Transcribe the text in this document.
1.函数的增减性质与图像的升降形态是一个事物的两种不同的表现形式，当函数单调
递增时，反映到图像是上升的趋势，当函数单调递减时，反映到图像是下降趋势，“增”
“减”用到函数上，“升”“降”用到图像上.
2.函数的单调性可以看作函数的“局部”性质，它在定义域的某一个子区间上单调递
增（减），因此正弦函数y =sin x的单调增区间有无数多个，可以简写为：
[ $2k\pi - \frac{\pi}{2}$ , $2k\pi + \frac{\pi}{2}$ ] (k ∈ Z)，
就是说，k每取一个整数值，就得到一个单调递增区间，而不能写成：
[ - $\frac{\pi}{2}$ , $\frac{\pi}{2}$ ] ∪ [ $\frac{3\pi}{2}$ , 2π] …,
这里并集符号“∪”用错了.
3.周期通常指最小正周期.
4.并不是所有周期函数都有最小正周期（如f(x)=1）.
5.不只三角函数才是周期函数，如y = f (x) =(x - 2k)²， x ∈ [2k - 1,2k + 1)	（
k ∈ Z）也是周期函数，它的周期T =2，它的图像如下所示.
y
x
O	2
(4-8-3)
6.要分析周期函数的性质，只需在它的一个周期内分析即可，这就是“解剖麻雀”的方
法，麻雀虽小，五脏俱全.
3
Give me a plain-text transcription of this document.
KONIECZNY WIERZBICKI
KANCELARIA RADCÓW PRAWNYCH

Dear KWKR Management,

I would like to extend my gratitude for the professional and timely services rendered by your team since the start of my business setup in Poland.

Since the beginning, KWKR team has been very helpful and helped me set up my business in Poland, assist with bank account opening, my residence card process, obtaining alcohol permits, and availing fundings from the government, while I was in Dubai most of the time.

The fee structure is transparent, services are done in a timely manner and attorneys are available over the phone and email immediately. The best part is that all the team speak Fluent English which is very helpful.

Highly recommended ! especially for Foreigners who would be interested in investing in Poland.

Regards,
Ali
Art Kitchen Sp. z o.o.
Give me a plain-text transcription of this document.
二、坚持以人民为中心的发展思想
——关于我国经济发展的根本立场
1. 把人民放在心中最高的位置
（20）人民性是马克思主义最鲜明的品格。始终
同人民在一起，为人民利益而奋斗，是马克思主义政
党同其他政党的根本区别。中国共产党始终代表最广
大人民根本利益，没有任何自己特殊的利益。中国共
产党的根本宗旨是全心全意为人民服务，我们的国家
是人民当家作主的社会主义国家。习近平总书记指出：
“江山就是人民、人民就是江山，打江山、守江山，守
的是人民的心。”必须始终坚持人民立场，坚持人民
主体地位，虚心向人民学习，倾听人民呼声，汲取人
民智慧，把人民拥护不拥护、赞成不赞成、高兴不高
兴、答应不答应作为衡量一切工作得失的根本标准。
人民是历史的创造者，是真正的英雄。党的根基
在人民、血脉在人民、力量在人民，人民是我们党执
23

--

#### [Challenge]
Copy each line in the data that holds the word "KWKR".

#### [Output of the task]
Dear KWKR Management,
Since the beginning, KWKR team has been very helpful and helped me set up my business in Poland, assist with bank account opening, my residence card process, obtaining alcohol permits, and availing fundings from the government, while I was in Dubai most of the time.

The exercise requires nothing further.